*Directive*
Extract every line from the records below that contains the word "konstanten".

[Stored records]
= = = = =
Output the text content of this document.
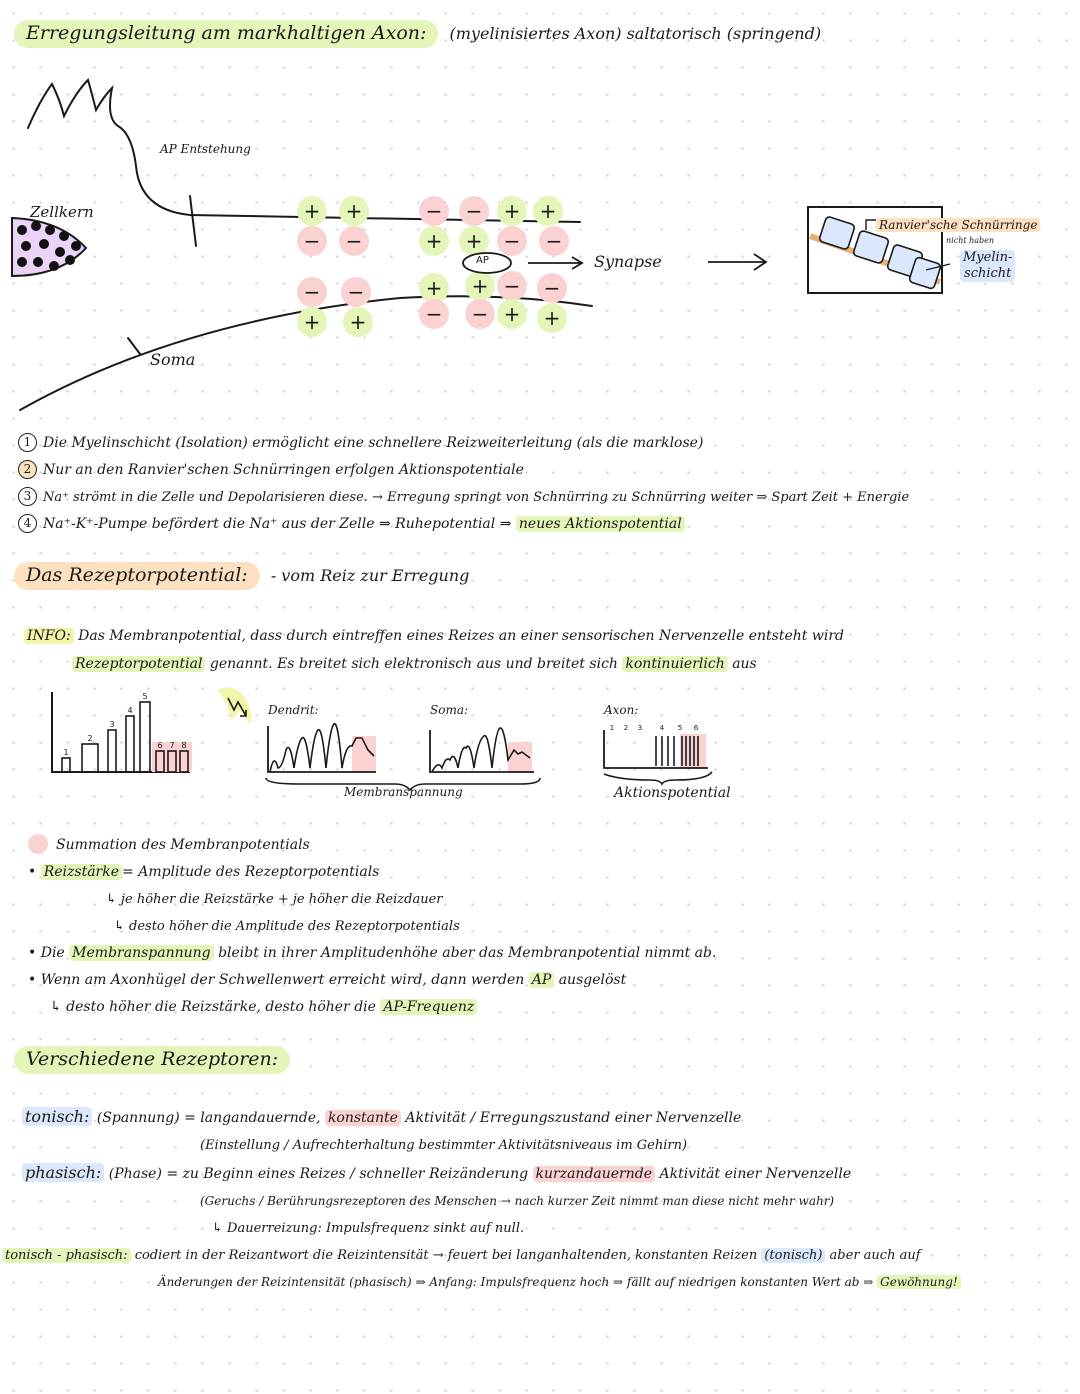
Erregungsleitung am markhaltigen Axon: (myelinisiertes Axon) saltatorisch (springend)
+ +	− − + +
− −	+ + − −
− −	+ + − −
+ +	− − + +
AP Entstehung
Zellkern
Soma
AP	Synapse
Ranvier'sche Schnürringe
nicht haben
Myelin-
schicht
1 Die Myelinschicht (Isolation) ermöglicht eine schnellere Reizweiterleitung (als die marklose)
2 Nur an den Ranvier'schen Schnürringen erfolgen Aktionspotentiale
3 Na⁺ strömt in die Zelle und Depolarisieren diese. → Erregung springt von Schnürring zu Schnürring weiter ⇒ Spart Zeit + Energie
4 Na⁺-K⁺-Pumpe befördert die Na⁺ aus der Zelle ⇒ Ruhepotential ⇒ neues Aktionspotential
Das Rezeptorpotential: - vom Reiz zur Erregung
INFO: Das Membranpotential, dass durch eintreffen eines Reizes an einer sensorischen Nervenzelle entsteht wird
Rezeptorpotential genannt. Es breitet sich elektronisch aus und breitet sich kontinuierlich aus
1
2
3
4
5
6 7 8
1 2 3	4 5 6
Dendrit:	Soma:	Axon:
Membranspannung	Aktionspotential
Summation des Membranpotentials
• Reizstärke = Amplitude des Rezeptorpotentials
↳ je höher die Reizstärke + je höher die Reizdauer
↳ desto höher die Amplitude des Rezeptorpotentials
• Die Membranspannung bleibt in ihrer Amplitudenhöhe aber das Membranpotential nimmt ab.
• Wenn am Axonhügel der Schwellenwert erreicht wird, dann werden AP ausgelöst
↳ desto höher die Reizstärke, desto höher die AP-Frequenz
Verschiedene Rezeptoren:
tonisch: (Spannung) = langandauernde, konstante Aktivität / Erregungszustand einer Nervenzelle
(Einstellung / Aufrechterhaltung bestimmter Aktivitätsniveaus im Gehirn)
phasisch: (Phase) = zu Beginn eines Reizes / schneller Reizänderung kurzandauernde Aktivität einer Nervenzelle
(Geruchs / Berührungsrezeptoren des Menschen → nach kurzer Zeit nimmt man diese nicht mehr wahr)
↳ Dauerreizung: Impulsfrequenz sinkt auf null.
tonisch - phasisch: codiert in der Reizantwort die Reizintensität → feuert bei langanhaltenden, konstanten Reizen (tonisch) aber auch auf
Änderungen der Reizintensität (phasisch) ⇒ Anfang: Impulsfrequenz hoch ⇒ fällt auf niedrigen konstanten Wert ab ⇒ Gewöhnung!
= = = = =
*Result of the task*
tonisch - phasisch: codiert in der Reizantwort die Reizintensität → feuert bei langanhaltenden, konstanten Reizen (tonisch) aber auch auf
Änderungen der Reizintensität (phasisch) ⇒ Anfang: Impulsfrequenz hoch ⇒ fällt auf niedrigen konstanten Wert ab ⇒ Gewöhnung!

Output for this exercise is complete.